- **Task**
Copy out all lines with the word "arrow" in them.

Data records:
<<<<

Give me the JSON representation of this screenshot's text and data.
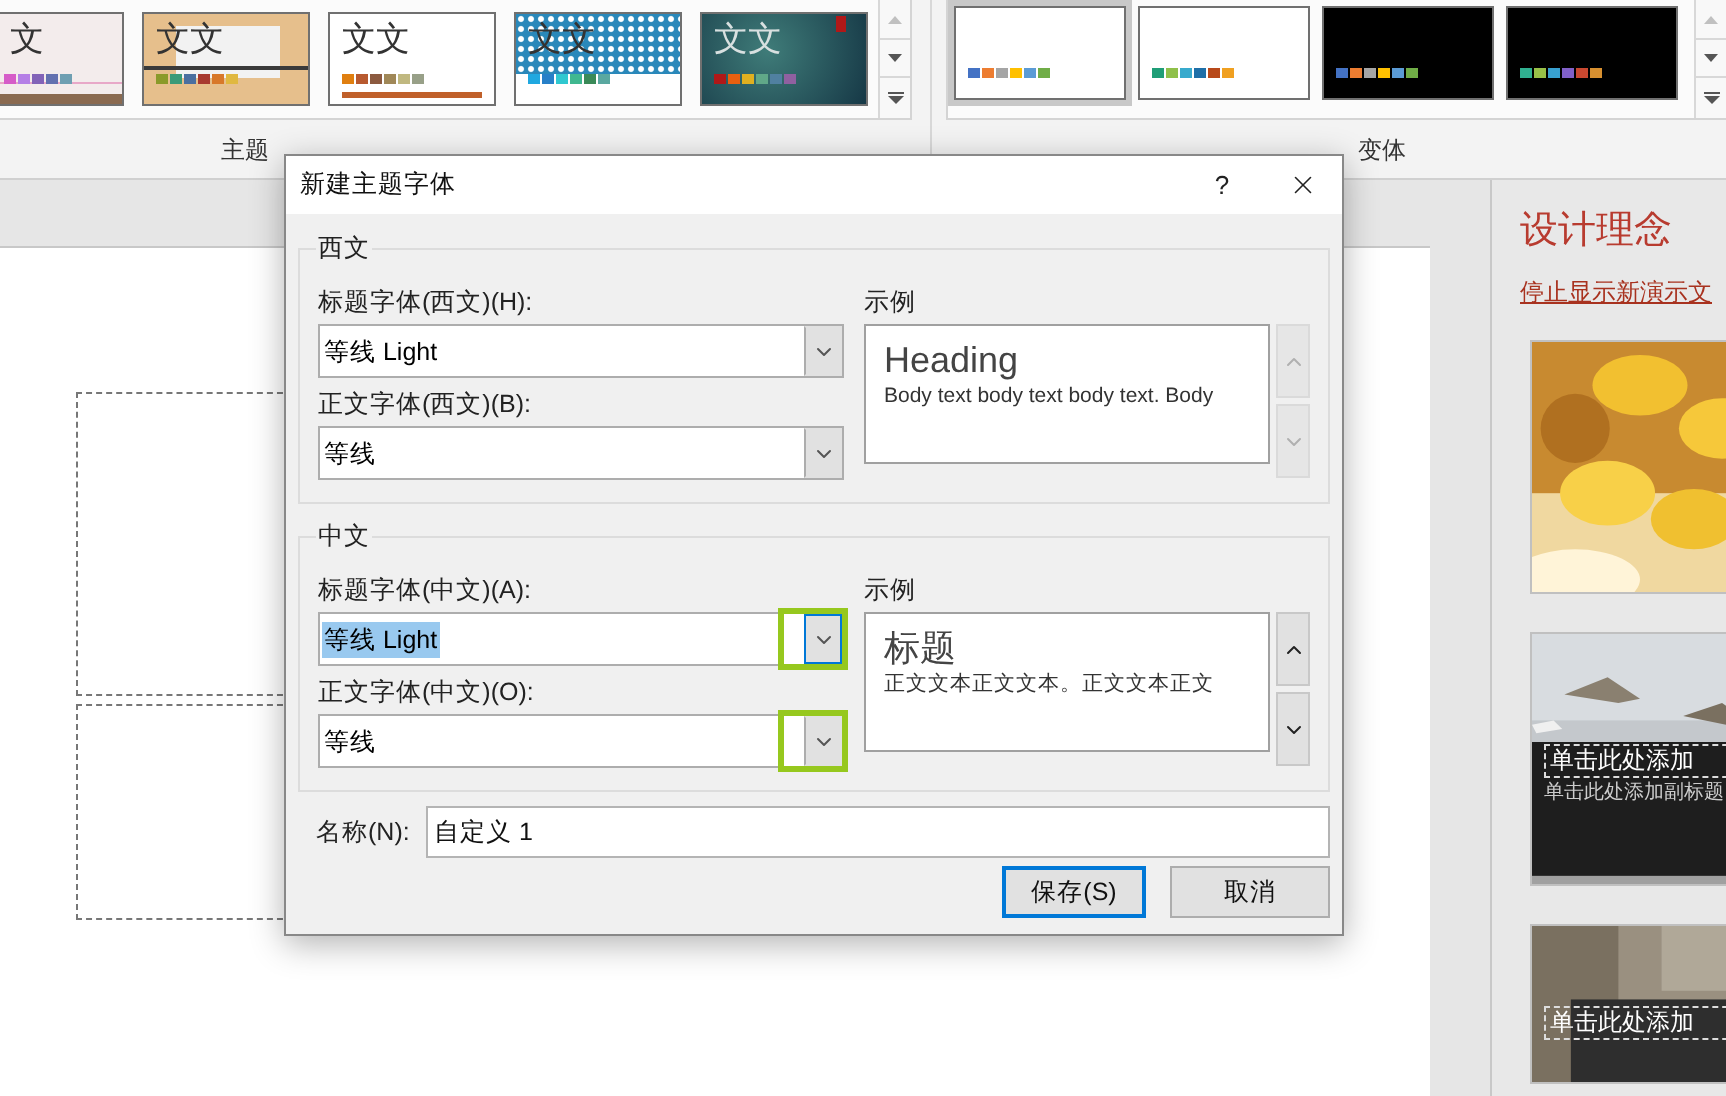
{
  "ribbon": {
    "themes": [
      {
        "kind": "pink",
        "text": "文",
        "swatches": [
          {
            "color": "#d65cc8"
          },
          {
            "color": "#b57fe6"
          },
          {
            "color": "#8263b8"
          },
          {
            "color": "#6371b0"
          },
          {
            "color": "#6e9fb2"
          }
        ]
      },
      {
        "kind": "wood",
        "text": "文文",
        "swatches": [
          {
            "color": "#8a9a2a"
          },
          {
            "color": "#3a9a78"
          },
          {
            "color": "#4a6fa0"
          },
          {
            "color": "#a83a30"
          },
          {
            "color": "#d8782a"
          },
          {
            "color": "#e0b840"
          }
        ]
      },
      {
        "kind": "plain",
        "text": "文文",
        "swatches": [
          {
            "color": "#e07f10"
          },
          {
            "color": "#b85a30"
          },
          {
            "color": "#8c5a40"
          },
          {
            "color": "#a08858"
          },
          {
            "color": "#c0b880"
          },
          {
            "color": "#98a088"
          }
        ]
      },
      {
        "kind": "pattern",
        "text": "文文",
        "swatches": [
          {
            "color": "#20a8e0"
          },
          {
            "color": "#2880c8"
          },
          {
            "color": "#30c8d0"
          },
          {
            "color": "#40b890"
          },
          {
            "color": "#3a8a58"
          },
          {
            "color": "#5aa8a0"
          }
        ]
      },
      {
        "kind": "dark",
        "text": "文文",
        "swatches": [
          {
            "color": "#b01818"
          },
          {
            "color": "#e86010"
          },
          {
            "color": "#e0b020"
          },
          {
            "color": "#60a888"
          },
          {
            "color": "#5080a0"
          },
          {
            "color": "#9060a0"
          }
        ]
      }
    ],
    "themes_label": "主题",
    "variants": [
      {
        "kind": "light",
        "selected": true,
        "swatches": [
          {
            "color": "#4472c4"
          },
          {
            "color": "#ed7d31"
          },
          {
            "color": "#a5a5a5"
          },
          {
            "color": "#ffc000"
          },
          {
            "color": "#5b9bd5"
          },
          {
            "color": "#70ad47"
          }
        ]
      },
      {
        "kind": "light",
        "selected": false,
        "swatches": [
          {
            "color": "#1f9e77"
          },
          {
            "color": "#8fc04a"
          },
          {
            "color": "#38aacd"
          },
          {
            "color": "#1e6fa8"
          },
          {
            "color": "#b8491a"
          },
          {
            "color": "#f0a020"
          }
        ]
      },
      {
        "kind": "black",
        "selected": false,
        "swatches": [
          {
            "color": "#4472c4"
          },
          {
            "color": "#ed7d31"
          },
          {
            "color": "#a5a5a5"
          },
          {
            "color": "#ffc000"
          },
          {
            "color": "#5b9bd5"
          },
          {
            "color": "#70ad47"
          }
        ]
      },
      {
        "kind": "black",
        "selected": false,
        "swatches": [
          {
            "color": "#30b090"
          },
          {
            "color": "#98c048"
          },
          {
            "color": "#38a0d0"
          },
          {
            "color": "#8060c8"
          },
          {
            "color": "#c84830"
          },
          {
            "color": "#d89030"
          }
        ]
      }
    ],
    "variants_label": "变体"
  },
  "dialog": {
    "title": "新建主题字体",
    "help": "?",
    "groups": [
      {
        "title": "西文",
        "fields": [
          {
            "label": "标题字体(西文)(H):",
            "value": "等线 Light",
            "text_selected": false,
            "highlighted": false
          },
          {
            "label": "正文字体(西文)(B):",
            "value": "等线",
            "text_selected": false,
            "highlighted": false
          }
        ],
        "sample_label": "示例",
        "sample_heading": "Heading",
        "sample_body": "Body text body text body text. Body",
        "scroll_disabled": true
      },
      {
        "title": "中文",
        "fields": [
          {
            "label": "标题字体(中文)(A):",
            "value": "等线 Light",
            "text_selected": true,
            "highlighted": true
          },
          {
            "label": "正文字体(中文)(O):",
            "value": "等线",
            "text_selected": false,
            "highlighted": true
          }
        ],
        "sample_label": "示例",
        "sample_heading": "标题",
        "sample_body": "正文文本正文文本。正文文本正文",
        "scroll_disabled": false
      }
    ],
    "name_label": "名称(N):",
    "name_value": "自定义 1",
    "buttons": [
      {
        "label": "保存(S)",
        "default": true
      },
      {
        "label": "取消",
        "default": false
      }
    ]
  },
  "design_pane": {
    "title": "设计理念",
    "link": "停止显示新演示文",
    "cards": [
      {
        "kind": "coins"
      },
      {
        "kind": "birds",
        "title": "单击此处添加",
        "subtitle": "单击此处添加副标题"
      },
      {
        "kind": "paper",
        "title": "单击此处添加"
      }
    ]
  }
}
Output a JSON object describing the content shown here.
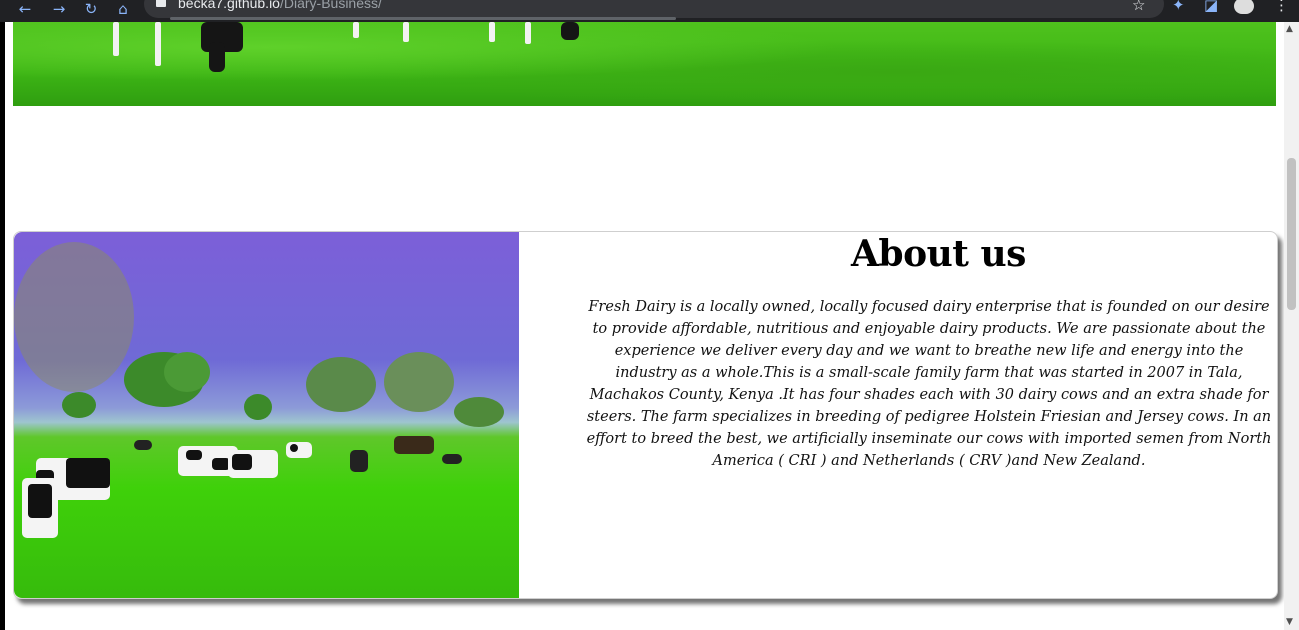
{
  "browser": {
    "url_host": "becka7.github.io",
    "url_path": "/Diary-Business/",
    "back_icon": "arrow-left-icon",
    "forward_icon": "arrow-right-icon",
    "reload_icon": "reload-icon",
    "home_icon": "home-icon",
    "lock_icon": "lock-icon",
    "star_icon": "star-icon",
    "extensions_icon": "puzzle-icon",
    "cast_icon": "cast-icon",
    "menu_icon": "kebab-menu-icon"
  },
  "about": {
    "title": "About us",
    "body": "Fresh Dairy is a locally owned, locally focused dairy enterprise that is founded on our desire to provide affordable, nutritious and enjoyable dairy products. We are passionate about the experience we deliver every day and we want to breathe new life and energy into the industry as a whole.This is a small-scale family farm that was started in 2007 in Tala, Machakos County, Kenya .It has four shades each with 30 dairy cows and an extra shade for steers. The farm specializes in breeding of pedigree Holstein Friesian and Jersey cows. In an effort to breed the best, we artificially inseminate our cows with imported semen from North America ( CRI ) and Netherlands ( CRV )and New Zealand."
  },
  "images": {
    "hero": "cows-grazing-grass-banner",
    "about": "holstein-cows-in-green-pasture"
  }
}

>>>>

- **Written answer**
    "back_icon": "arrow-left-icon",
    "forward_icon": "arrow-right-icon",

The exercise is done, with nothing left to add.